WRITTEN EXERCISE:
Filter this data down to the lines that hold "участок", and copy them.

— start of GIVEN RECORDS —

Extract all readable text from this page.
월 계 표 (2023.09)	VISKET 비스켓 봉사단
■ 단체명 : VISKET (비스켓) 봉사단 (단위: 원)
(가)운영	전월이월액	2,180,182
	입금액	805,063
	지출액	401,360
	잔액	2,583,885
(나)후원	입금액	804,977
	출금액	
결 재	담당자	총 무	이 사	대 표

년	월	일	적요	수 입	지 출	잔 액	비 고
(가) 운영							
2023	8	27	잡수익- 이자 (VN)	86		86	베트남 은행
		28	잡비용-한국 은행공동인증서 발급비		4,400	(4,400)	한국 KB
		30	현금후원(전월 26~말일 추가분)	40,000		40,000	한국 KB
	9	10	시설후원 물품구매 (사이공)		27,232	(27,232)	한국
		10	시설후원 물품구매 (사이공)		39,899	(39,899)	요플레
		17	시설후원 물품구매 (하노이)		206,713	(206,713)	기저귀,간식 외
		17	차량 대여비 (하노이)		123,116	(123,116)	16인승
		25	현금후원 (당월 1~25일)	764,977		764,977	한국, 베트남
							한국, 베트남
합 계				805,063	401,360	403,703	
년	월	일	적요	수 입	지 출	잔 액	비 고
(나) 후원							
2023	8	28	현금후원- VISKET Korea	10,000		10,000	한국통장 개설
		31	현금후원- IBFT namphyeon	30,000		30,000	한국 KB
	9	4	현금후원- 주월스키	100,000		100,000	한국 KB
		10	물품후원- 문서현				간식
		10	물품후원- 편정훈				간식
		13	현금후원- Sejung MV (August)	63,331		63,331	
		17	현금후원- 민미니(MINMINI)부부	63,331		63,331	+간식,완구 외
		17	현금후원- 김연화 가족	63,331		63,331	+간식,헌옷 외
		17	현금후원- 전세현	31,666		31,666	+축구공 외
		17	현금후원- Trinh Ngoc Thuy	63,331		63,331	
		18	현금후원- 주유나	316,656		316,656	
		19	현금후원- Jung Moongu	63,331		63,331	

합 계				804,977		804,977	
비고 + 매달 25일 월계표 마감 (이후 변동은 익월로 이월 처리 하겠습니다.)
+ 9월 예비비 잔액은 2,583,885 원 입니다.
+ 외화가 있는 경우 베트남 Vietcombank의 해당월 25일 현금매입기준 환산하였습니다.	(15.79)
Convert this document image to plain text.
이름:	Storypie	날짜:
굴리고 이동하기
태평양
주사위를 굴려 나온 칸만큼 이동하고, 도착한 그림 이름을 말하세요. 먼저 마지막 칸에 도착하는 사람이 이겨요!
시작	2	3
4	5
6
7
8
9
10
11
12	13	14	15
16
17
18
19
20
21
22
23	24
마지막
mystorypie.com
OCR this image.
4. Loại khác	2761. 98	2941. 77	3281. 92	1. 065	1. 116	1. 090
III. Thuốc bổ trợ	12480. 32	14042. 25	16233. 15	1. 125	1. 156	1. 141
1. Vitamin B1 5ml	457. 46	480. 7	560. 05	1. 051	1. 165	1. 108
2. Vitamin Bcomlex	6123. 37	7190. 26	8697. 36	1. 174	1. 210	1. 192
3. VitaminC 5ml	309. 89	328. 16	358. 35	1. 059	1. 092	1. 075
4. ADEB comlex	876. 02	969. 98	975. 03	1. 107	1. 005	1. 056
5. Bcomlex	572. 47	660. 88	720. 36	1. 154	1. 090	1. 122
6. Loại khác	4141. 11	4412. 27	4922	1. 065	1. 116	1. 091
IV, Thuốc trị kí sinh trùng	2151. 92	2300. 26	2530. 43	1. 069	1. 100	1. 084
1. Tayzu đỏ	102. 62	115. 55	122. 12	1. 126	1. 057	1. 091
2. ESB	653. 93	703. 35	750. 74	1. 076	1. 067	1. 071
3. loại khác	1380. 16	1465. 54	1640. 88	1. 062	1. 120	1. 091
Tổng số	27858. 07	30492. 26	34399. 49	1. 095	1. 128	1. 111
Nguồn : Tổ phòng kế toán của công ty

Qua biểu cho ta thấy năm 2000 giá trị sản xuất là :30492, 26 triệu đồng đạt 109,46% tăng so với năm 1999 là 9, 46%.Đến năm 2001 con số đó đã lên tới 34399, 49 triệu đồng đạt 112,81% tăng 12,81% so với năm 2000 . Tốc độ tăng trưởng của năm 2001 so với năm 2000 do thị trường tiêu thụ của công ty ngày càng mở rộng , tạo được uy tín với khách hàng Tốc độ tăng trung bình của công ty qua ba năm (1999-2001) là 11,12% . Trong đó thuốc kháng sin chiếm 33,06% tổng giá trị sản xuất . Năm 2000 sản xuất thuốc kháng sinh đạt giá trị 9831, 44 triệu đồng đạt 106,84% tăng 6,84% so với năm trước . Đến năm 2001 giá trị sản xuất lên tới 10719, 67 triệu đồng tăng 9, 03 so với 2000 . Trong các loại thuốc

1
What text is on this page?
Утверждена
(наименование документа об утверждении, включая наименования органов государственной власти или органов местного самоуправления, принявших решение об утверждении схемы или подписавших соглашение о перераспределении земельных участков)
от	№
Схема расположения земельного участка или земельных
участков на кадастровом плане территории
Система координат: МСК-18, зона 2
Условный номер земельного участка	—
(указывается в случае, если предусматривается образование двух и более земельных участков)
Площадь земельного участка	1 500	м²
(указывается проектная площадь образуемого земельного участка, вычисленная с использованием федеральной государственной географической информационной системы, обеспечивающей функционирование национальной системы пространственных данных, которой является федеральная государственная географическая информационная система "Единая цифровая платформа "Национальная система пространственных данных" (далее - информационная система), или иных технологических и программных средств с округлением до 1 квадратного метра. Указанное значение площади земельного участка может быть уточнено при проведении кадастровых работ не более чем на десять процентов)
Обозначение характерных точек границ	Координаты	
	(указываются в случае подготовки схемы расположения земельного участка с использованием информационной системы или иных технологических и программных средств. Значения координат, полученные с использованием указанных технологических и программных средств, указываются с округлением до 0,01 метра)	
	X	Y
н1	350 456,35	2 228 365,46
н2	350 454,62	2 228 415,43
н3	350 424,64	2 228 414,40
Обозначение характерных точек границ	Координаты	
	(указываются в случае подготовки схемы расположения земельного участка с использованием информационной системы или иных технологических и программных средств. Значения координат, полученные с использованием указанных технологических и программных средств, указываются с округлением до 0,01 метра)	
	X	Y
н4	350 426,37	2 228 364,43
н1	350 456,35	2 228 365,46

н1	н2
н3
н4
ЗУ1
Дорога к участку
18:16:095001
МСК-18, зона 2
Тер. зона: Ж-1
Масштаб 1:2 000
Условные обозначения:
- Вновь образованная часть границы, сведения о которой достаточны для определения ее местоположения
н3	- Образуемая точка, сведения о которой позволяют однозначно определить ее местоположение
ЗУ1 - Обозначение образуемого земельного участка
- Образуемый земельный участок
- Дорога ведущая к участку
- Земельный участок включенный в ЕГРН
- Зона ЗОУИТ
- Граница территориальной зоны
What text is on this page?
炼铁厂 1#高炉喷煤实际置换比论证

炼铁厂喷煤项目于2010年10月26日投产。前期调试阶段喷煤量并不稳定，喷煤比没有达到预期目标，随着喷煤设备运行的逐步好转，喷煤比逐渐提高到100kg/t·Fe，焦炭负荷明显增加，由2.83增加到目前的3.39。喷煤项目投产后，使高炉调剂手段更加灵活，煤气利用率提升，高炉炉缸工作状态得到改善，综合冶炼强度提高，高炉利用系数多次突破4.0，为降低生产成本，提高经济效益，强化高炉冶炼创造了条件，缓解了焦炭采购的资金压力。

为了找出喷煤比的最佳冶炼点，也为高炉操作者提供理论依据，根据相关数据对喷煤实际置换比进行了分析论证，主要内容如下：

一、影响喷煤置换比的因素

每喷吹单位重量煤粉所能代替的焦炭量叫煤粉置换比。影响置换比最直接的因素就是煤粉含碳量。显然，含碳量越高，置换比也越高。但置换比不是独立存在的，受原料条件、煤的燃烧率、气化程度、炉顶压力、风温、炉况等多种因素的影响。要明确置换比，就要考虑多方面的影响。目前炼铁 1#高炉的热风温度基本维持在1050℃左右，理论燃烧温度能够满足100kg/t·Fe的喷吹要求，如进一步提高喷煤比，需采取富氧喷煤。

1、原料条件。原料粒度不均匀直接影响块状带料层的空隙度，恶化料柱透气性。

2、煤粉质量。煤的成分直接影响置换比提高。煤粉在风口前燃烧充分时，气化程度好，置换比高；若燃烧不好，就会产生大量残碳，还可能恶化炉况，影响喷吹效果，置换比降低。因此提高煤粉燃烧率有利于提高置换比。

— end of GIVEN RECORDS —

SOLUTION:
- Образуемый земельный участок
- Земельный участок включенный в ЕГРН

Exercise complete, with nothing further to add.